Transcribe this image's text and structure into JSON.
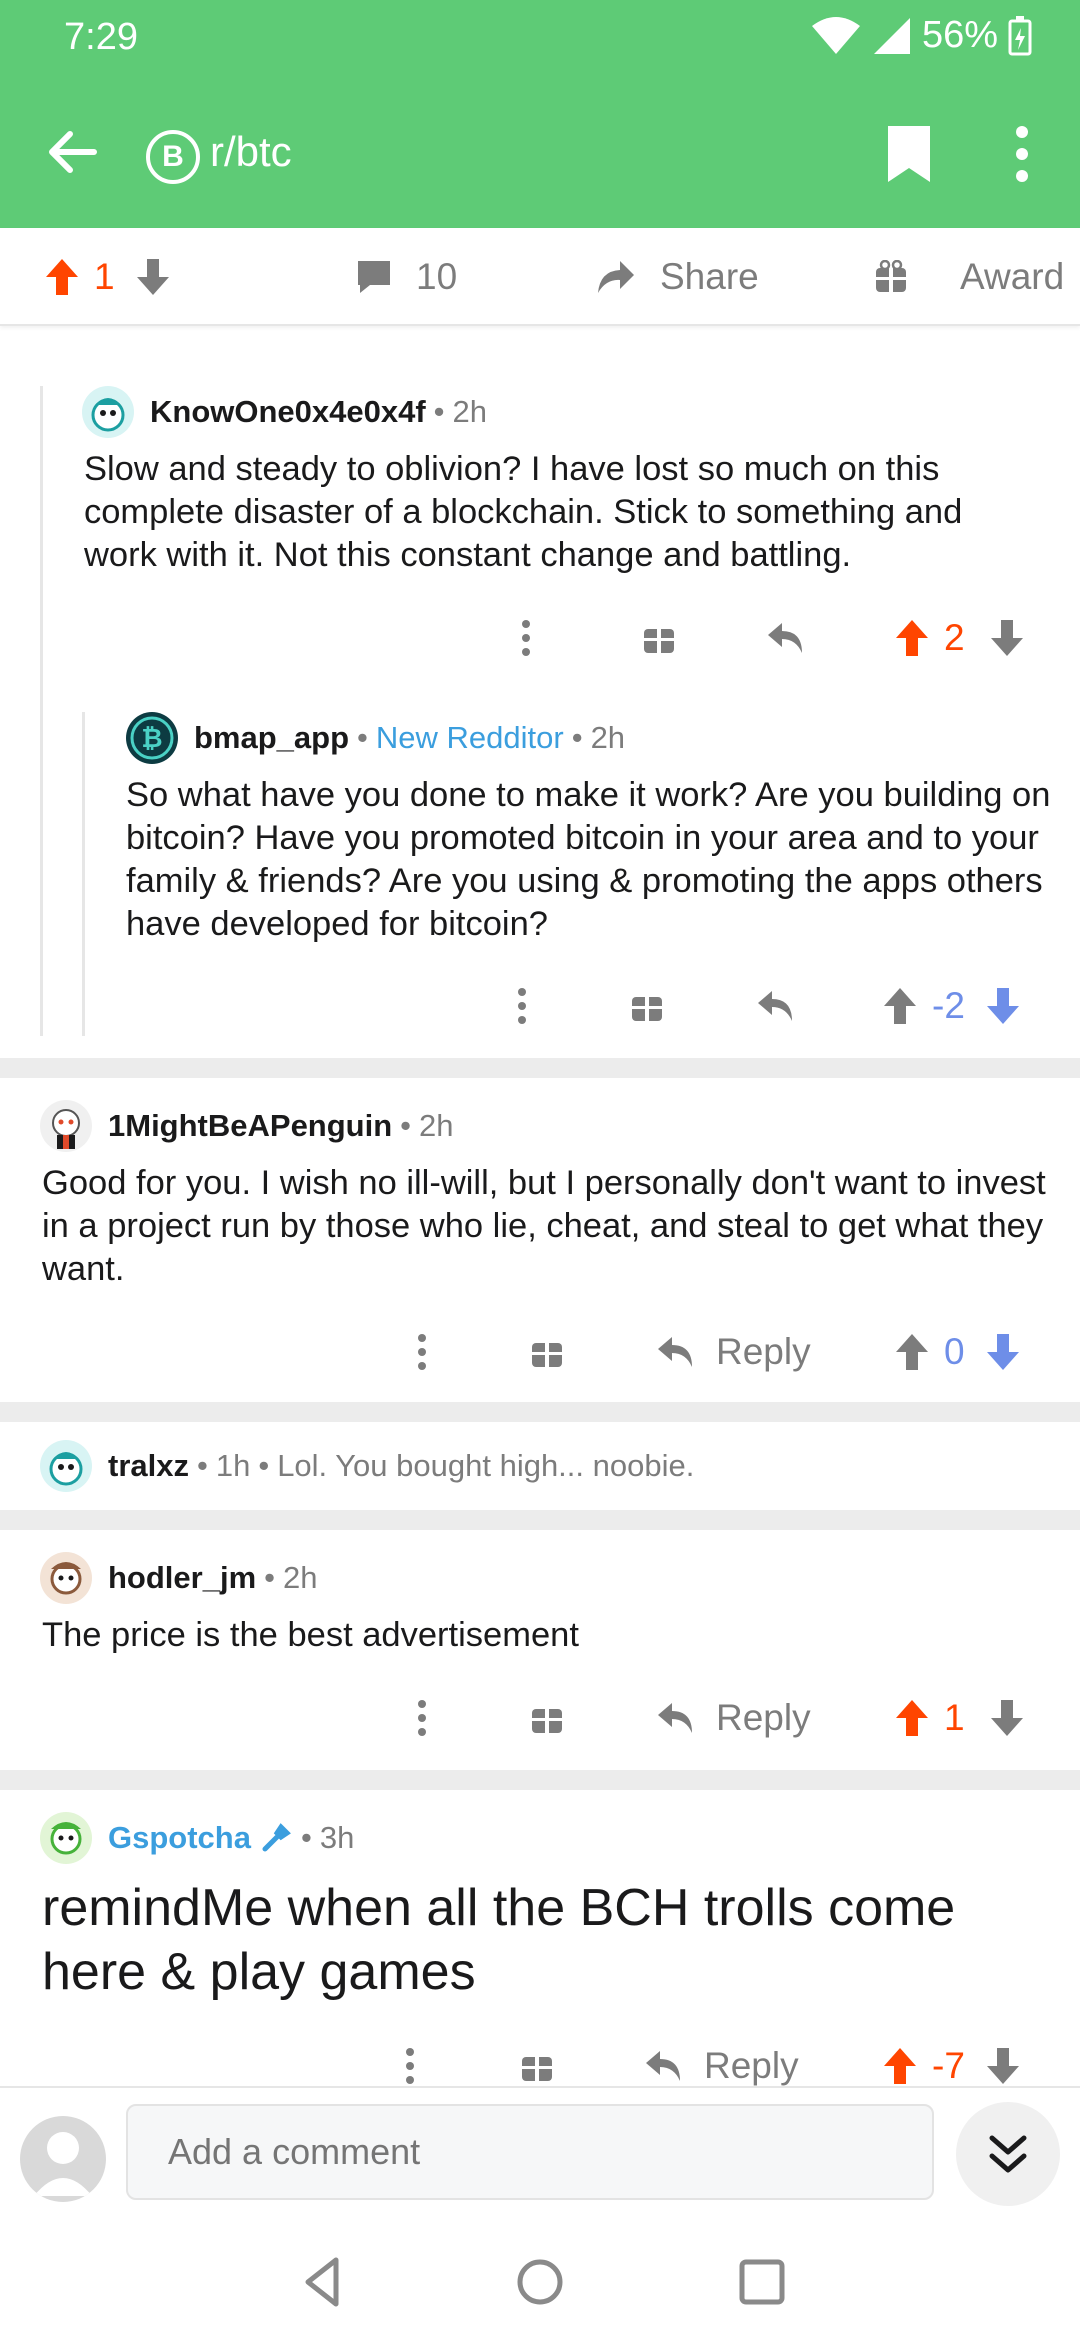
{
  "status_bar": {
    "time": "7:29",
    "battery": "56%"
  },
  "header": {
    "subreddit": "r/btc",
    "sub_icon_glyph": "B",
    "accent_color": "#5ecb76"
  },
  "post_bar": {
    "score": "1",
    "comments": "10",
    "share_label": "Share",
    "award_label": "Award"
  },
  "comments": [
    {
      "author": "KnowOne0x4e0x4f",
      "age": "2h",
      "body": "Slow and steady to oblivion? I have lost so much on this complete disaster of a blockchain. Stick to something and work with it. Not this constant change and battling.",
      "score": "2"
    },
    {
      "author": "bmap_app",
      "tag": "New Redditor",
      "age": "2h",
      "body": "So what have you done to make it work? Are you building on bitcoin? Have you promoted bitcoin in your area and to your family & friends? Are you using & promoting the apps others have developed for bitcoin?",
      "score": "-2"
    },
    {
      "author": "1MightBeAPenguin",
      "age": "2h",
      "body": "Good for you. I wish no ill-will, but I personally don't want to invest in a project run by those who lie, cheat, and steal to get what they want.",
      "reply_label": "Reply",
      "score": "0"
    },
    {
      "author": "tralxz",
      "age": "1h",
      "preview": "Lol. You bought high... noobie."
    },
    {
      "author": "hodler_jm",
      "age": "2h",
      "body": "The price is the best advertisement",
      "reply_label": "Reply",
      "score": "1"
    },
    {
      "author": "Gspotcha",
      "age": "3h",
      "body": "remindMe when all the BCH trolls come here & play games",
      "reply_label": "Reply",
      "score": "-7"
    }
  ],
  "comment_bar": {
    "placeholder": "Add a comment"
  },
  "colors": {
    "upvote": "#ff4500",
    "downvote": "#6e8ee8",
    "meta": "#7c7c7c",
    "link": "#3b9ede"
  }
}
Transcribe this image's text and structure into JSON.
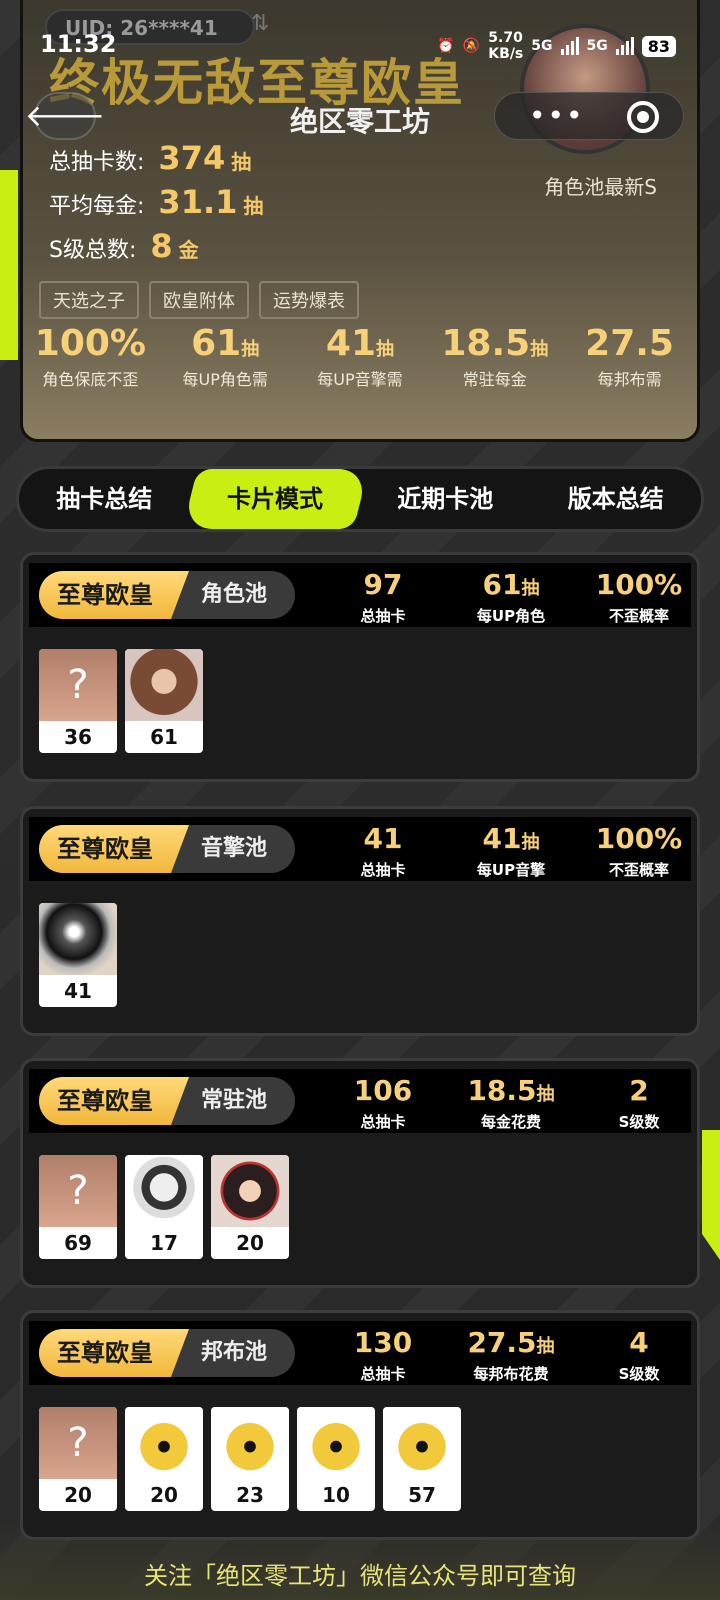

__________

**What is being asked:**
Copy out every line where the word "work" occurs.

**Result for this exercise:**
      "body": "Slow and steady to oblivion? I have lost so much on this complete disaster of a blockchain. Stick to something and work with it. Not this constant change and battling.",
      "body": "So what have you done to make it work? Are you building on bitcoin? Have you promoted bitcoin in your area and to your family & friends? Are you using & promoting the apps others have developed for bitcoin?",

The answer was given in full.